Objective
Filter out everything except lines holding "data".
** Begin **
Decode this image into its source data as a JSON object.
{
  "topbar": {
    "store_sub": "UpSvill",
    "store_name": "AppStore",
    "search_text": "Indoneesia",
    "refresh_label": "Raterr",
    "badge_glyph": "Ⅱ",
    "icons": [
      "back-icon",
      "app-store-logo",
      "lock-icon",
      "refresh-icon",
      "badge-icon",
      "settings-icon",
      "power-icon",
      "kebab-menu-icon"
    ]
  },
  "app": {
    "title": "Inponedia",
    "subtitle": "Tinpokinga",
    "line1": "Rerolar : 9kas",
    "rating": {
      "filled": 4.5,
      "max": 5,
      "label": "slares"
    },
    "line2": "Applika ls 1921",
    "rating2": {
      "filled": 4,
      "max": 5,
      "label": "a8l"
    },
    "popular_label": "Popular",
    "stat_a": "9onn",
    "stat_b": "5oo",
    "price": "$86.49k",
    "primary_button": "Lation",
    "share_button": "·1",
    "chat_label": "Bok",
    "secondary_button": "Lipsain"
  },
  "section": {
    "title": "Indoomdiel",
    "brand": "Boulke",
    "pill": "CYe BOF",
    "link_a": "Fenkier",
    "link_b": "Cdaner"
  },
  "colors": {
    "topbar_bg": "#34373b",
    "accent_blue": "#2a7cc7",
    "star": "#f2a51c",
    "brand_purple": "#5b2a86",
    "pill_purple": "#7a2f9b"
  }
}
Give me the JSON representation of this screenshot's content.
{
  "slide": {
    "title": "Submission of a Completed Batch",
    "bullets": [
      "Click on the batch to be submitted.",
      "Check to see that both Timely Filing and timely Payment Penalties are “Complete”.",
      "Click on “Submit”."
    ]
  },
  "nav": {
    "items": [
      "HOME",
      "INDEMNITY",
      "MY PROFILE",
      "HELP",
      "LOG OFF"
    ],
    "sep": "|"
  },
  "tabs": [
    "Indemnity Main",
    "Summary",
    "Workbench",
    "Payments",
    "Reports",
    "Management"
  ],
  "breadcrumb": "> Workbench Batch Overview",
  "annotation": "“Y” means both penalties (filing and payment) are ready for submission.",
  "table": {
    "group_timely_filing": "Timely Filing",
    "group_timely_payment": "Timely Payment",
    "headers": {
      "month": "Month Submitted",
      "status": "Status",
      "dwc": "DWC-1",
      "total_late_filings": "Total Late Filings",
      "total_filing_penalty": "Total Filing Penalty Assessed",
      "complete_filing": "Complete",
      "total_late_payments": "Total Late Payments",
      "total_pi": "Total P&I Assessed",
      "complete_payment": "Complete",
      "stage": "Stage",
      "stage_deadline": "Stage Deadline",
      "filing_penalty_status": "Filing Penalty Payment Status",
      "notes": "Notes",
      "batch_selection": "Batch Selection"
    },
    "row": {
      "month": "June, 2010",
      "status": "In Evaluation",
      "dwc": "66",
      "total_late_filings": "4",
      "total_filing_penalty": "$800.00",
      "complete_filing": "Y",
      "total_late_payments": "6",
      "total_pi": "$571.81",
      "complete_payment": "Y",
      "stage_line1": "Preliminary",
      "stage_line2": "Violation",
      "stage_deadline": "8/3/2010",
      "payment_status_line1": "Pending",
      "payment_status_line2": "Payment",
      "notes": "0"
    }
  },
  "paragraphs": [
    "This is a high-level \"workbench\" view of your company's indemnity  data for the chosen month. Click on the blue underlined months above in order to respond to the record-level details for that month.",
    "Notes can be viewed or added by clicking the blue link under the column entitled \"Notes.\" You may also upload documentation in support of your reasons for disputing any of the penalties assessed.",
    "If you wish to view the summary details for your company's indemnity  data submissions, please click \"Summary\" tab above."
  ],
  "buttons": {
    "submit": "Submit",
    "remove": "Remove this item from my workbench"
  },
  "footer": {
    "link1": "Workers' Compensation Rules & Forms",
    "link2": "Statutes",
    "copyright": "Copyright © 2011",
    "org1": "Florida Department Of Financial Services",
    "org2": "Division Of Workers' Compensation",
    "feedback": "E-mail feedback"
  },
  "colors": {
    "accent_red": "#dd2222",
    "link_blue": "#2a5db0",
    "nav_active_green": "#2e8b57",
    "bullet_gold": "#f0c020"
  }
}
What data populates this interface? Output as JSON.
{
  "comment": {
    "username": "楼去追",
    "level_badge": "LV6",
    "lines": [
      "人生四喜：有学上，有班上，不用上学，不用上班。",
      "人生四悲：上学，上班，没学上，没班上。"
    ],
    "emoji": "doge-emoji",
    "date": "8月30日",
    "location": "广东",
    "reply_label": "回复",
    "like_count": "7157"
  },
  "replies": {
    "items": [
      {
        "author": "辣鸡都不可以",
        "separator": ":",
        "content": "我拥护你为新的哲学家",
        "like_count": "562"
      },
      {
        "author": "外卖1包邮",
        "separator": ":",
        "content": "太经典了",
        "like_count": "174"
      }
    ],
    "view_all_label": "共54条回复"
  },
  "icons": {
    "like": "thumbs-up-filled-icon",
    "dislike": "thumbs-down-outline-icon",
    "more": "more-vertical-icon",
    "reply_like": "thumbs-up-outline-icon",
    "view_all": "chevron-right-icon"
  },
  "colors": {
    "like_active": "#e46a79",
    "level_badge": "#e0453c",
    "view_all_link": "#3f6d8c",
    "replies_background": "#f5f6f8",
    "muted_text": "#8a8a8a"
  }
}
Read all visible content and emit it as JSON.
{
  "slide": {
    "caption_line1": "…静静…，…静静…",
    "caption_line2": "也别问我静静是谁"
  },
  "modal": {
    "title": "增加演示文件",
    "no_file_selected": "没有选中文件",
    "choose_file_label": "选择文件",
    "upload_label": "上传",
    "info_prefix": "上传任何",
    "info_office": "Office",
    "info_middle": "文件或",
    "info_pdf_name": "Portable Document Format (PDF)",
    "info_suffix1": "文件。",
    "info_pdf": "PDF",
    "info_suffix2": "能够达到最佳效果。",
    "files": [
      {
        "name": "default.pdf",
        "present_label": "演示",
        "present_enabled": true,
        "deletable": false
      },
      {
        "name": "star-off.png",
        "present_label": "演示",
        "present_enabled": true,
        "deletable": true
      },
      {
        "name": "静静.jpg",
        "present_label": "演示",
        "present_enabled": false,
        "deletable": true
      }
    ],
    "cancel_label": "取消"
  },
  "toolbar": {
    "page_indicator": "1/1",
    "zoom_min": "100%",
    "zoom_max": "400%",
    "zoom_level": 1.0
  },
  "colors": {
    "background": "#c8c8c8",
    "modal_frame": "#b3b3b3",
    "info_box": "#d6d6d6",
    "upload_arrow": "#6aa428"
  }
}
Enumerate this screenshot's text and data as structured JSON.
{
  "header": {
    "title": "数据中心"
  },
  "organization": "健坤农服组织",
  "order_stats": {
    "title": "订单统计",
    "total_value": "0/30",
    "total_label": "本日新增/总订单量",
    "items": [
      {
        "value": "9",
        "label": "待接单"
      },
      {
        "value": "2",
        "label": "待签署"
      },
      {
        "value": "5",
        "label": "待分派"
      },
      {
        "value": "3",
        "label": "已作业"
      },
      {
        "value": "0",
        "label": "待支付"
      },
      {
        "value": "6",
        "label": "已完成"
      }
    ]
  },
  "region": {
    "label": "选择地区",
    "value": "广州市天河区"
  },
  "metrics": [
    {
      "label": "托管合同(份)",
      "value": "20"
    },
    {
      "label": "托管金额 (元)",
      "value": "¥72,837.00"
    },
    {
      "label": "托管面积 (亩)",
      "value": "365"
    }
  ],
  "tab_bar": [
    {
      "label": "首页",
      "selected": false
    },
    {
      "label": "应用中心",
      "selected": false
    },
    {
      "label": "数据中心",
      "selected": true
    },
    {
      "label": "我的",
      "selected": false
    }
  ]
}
** End **
Reply to the exercise
Decode this image into its source data as a JSON object.
    "This is a high-level \"workbench\" view of your company's indemnity  data for the chosen month. Click on the blue underlined months above in order to respond to the record-level details for that month.",
    "If you wish to view the summary details for your company's indemnity  data submissions, please click \"Summary\" tab above."
What data populates this interface? Output as JSON.
Enumerate this screenshot's text and data as structured JSON.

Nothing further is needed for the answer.